━━━━━ EXERCISE DATA

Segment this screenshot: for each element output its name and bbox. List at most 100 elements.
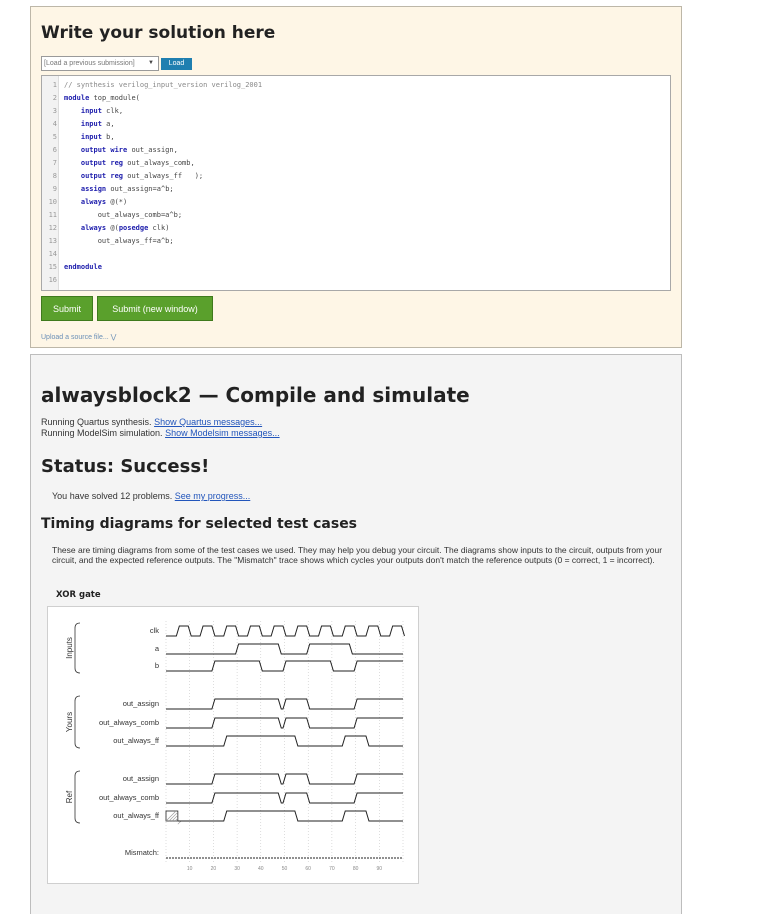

━━━━━━━━━━
━━━━━ EXERCISE DATA

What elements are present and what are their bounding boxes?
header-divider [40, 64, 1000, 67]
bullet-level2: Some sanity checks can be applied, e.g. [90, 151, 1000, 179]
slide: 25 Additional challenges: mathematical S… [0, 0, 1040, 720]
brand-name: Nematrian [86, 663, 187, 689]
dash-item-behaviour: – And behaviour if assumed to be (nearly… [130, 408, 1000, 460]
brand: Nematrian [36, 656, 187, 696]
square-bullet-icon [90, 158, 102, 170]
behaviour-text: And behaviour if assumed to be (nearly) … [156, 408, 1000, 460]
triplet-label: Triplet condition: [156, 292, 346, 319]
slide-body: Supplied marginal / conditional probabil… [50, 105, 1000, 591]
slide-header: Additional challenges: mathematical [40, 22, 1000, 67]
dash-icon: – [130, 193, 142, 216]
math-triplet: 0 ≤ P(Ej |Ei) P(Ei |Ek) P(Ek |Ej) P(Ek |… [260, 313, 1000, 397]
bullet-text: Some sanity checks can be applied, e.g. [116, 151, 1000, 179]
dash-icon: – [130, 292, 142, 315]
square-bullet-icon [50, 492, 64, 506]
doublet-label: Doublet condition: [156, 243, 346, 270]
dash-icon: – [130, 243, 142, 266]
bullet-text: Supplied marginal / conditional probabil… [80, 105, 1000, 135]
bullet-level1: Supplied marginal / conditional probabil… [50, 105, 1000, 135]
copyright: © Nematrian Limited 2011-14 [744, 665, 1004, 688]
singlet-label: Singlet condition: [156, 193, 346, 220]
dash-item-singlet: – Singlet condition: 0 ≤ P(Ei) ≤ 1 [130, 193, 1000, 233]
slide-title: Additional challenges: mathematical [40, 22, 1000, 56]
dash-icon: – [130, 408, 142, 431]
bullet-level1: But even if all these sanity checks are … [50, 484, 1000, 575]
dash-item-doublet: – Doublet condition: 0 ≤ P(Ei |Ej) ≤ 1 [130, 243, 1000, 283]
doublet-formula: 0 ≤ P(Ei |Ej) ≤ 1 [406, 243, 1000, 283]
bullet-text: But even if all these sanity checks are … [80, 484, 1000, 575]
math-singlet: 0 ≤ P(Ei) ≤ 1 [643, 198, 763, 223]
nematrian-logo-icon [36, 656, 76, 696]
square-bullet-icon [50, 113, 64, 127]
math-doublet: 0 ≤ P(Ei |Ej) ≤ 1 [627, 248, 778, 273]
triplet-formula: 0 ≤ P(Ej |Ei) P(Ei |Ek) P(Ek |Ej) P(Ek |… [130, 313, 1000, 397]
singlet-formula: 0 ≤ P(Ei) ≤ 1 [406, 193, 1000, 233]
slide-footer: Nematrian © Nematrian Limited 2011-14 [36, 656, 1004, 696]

━━━━━━━━━━
━━━━━ EXERCISE DATA

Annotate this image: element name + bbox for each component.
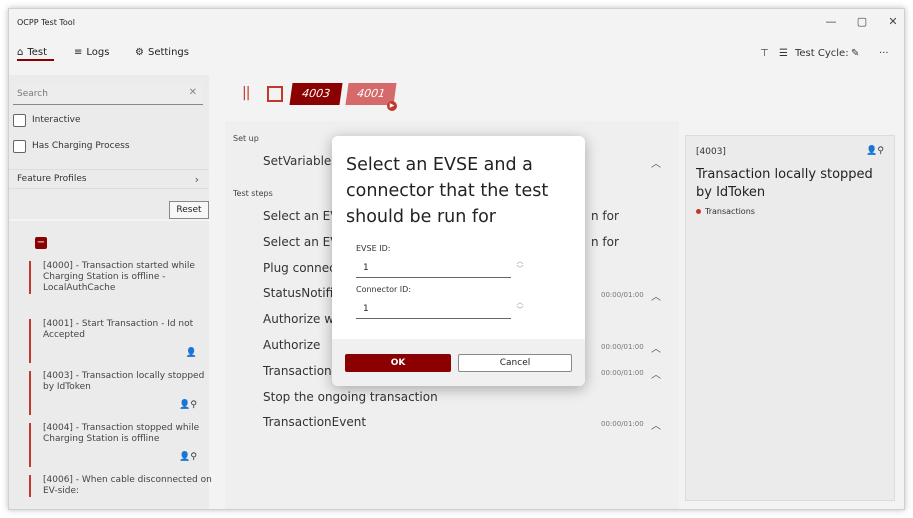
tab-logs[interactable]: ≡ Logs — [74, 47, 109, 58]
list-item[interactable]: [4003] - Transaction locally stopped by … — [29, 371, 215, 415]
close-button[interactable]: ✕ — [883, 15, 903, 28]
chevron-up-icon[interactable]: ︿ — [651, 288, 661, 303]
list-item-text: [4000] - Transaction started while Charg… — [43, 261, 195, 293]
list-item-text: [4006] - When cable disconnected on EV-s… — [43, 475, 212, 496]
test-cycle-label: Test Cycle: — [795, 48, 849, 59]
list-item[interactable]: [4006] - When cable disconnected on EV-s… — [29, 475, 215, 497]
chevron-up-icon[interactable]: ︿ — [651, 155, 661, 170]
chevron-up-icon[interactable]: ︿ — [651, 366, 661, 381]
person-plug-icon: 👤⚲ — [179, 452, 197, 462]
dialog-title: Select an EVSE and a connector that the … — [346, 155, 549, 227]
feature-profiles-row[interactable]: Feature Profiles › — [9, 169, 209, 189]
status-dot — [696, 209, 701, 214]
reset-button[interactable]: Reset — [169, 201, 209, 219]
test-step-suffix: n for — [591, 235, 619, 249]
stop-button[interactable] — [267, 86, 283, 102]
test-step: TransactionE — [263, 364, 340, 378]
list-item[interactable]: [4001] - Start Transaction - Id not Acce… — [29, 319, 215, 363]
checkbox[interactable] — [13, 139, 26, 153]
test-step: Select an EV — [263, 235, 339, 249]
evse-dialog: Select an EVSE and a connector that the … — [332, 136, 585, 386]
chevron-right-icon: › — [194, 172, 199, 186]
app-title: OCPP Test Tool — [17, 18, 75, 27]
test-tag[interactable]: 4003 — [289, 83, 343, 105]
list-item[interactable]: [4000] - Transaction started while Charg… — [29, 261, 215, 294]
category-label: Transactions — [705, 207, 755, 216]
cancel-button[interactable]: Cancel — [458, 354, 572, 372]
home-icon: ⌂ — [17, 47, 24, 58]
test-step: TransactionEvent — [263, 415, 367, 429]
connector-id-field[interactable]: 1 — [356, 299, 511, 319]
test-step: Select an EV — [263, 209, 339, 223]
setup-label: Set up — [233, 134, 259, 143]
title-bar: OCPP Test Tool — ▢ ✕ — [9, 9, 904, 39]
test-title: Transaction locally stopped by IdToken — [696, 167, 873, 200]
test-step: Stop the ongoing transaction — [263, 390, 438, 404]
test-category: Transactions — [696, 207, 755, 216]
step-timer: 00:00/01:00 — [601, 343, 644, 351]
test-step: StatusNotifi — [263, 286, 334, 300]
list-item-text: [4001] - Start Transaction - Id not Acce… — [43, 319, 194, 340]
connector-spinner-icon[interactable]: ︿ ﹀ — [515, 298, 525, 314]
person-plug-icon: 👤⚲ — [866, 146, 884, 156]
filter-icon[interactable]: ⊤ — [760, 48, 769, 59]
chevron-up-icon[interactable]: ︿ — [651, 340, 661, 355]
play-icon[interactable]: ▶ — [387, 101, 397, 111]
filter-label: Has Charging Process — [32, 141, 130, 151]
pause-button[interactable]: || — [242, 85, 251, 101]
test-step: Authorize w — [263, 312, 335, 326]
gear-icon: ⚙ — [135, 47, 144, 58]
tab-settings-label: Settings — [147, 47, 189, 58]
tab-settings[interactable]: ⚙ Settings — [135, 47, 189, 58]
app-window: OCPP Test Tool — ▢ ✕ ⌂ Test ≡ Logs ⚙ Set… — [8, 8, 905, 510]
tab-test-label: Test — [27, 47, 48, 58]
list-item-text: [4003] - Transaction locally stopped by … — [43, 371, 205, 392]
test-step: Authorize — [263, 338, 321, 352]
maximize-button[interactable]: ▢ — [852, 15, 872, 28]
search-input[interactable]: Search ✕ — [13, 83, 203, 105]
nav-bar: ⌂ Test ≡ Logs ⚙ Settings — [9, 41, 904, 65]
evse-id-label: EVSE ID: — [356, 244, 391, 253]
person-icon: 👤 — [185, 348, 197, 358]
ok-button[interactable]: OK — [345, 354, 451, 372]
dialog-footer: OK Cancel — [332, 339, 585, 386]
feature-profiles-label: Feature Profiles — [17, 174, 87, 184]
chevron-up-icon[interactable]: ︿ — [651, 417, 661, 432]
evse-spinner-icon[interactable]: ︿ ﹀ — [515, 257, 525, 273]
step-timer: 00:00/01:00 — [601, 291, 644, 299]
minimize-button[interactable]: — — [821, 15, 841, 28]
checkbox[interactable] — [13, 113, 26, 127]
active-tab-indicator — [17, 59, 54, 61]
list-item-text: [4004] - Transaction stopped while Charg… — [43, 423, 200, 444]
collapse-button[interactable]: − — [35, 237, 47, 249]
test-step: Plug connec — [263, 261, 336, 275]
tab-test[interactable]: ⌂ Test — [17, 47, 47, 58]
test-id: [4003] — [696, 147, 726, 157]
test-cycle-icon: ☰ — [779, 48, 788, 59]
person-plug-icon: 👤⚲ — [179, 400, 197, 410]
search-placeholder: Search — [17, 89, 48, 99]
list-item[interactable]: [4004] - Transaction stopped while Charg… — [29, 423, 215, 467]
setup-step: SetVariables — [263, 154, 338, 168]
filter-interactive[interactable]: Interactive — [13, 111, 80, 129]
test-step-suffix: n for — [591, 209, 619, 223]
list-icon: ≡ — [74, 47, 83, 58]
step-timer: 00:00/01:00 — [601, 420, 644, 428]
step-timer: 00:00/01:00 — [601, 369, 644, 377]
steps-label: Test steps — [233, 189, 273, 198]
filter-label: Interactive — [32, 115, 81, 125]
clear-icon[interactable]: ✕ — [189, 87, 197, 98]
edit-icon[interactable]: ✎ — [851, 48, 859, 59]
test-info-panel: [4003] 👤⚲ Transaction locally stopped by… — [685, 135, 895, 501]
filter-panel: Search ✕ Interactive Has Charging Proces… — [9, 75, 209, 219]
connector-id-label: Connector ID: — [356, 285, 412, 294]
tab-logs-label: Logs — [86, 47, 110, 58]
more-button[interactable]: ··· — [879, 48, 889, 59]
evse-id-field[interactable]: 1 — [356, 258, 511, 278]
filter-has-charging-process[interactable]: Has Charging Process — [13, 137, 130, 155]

━━━━━━━━━━

--- GIVEN EXERCISE ---
Copy out the lines of the material verbatim, starting at the line that contains "Annotate this image: element" and ending at the line that contains "test-step-suffix: n for — [591, 235, 619, 249]", both included. Leave the pictures out of your answer.

--- SOLUTION TO THE EXERCISE ---
Annotate this image: element name + bbox for each component.
tab-logs[interactable]: ≡ Logs — [74, 47, 109, 58]
list-item[interactable]: [4003] - Transaction locally stopped by … — [29, 371, 215, 415]
close-button[interactable]: ✕ — [883, 15, 903, 28]
chevron-up-icon[interactable]: ︿ — [651, 288, 661, 303]
list-item-text: [4000] - Transaction started while Charg… — [43, 261, 195, 293]
list-item-text: [4006] - When cable disconnected on EV-s… — [43, 475, 212, 496]
test-cycle-label: Test Cycle: — [795, 48, 849, 59]
list-item[interactable]: [4006] - When cable disconnected on EV-s… — [29, 475, 215, 497]
chevron-up-icon[interactable]: ︿ — [651, 155, 661, 170]
chevron-up-icon[interactable]: ︿ — [651, 366, 661, 381]
person-plug-icon: 👤⚲ — [179, 452, 197, 462]
dialog-title: Select an EVSE and a connector that the … — [346, 155, 549, 227]
feature-profiles-row[interactable]: Feature Profiles › — [9, 169, 209, 189]
status-dot — [696, 209, 701, 214]
reset-button[interactable]: Reset — [169, 201, 209, 219]
test-step-suffix: n for — [591, 235, 619, 249]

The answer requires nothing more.